Collected data entries
=======

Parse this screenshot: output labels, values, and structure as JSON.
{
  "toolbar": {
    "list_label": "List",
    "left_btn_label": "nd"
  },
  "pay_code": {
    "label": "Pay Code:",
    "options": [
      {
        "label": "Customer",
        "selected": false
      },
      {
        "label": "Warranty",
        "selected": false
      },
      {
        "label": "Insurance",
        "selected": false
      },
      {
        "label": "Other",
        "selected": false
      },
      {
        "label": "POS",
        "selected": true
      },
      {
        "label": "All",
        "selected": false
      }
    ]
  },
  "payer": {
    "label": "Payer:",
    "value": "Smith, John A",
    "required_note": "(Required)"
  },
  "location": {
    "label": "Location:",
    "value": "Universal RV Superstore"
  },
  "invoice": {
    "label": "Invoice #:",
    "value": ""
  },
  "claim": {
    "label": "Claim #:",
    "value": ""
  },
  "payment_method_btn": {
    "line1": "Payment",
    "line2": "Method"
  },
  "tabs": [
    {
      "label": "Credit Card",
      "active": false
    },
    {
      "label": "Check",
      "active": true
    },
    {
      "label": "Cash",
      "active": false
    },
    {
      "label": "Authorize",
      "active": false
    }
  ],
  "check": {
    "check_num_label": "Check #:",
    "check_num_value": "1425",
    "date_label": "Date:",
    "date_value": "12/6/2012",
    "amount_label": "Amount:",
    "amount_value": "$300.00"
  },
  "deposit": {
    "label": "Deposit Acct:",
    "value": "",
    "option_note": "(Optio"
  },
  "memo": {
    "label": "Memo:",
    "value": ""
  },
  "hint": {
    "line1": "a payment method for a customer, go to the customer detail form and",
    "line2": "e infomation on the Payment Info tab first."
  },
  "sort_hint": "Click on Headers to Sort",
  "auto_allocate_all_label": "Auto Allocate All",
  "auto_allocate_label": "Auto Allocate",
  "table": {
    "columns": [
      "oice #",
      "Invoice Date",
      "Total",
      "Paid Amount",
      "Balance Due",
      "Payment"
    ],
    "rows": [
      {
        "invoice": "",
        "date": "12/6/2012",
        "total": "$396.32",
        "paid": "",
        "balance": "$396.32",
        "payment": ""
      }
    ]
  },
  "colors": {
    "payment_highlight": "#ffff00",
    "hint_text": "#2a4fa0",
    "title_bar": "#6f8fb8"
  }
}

=======

**PROBLEM TO WORK ON**.
Gather every line from the entries above where the word "Allocate" appears, and copy them.

**OUTPUT FOR THIS EXERCISE**.
  "auto_allocate_all_label": "Auto Allocate All",
  "auto_allocate_label": "Auto Allocate",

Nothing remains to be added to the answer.